Requirements:
Only lines with the string "text" matter here; gather them from the material below.

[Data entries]
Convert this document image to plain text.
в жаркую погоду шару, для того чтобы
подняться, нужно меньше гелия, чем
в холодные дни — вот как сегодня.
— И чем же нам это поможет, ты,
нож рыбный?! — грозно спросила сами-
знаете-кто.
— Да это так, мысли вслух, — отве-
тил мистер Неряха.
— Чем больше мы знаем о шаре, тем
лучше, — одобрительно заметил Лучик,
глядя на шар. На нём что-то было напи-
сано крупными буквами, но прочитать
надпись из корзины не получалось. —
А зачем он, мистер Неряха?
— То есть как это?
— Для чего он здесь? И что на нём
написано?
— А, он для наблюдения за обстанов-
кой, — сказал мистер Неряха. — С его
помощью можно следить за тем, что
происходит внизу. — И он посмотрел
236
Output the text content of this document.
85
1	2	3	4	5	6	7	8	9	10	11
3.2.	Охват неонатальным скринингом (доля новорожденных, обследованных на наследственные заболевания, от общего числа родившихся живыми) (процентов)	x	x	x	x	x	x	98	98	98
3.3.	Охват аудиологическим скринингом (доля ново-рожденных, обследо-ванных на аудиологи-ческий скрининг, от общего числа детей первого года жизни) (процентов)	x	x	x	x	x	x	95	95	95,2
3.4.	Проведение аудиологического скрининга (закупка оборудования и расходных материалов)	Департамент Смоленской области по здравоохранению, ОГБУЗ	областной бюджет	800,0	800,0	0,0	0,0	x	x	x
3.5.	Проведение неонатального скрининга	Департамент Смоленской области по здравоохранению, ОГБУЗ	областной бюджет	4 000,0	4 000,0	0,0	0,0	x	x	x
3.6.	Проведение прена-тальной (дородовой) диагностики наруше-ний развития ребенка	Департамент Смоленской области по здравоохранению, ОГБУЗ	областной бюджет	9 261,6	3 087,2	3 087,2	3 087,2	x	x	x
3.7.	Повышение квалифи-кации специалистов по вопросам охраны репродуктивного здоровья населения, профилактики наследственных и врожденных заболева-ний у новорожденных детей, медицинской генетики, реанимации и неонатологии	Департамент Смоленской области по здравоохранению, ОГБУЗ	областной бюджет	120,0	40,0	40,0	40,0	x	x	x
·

Solved exercise:
Convert this document image to plain text.
Output the text content of this document.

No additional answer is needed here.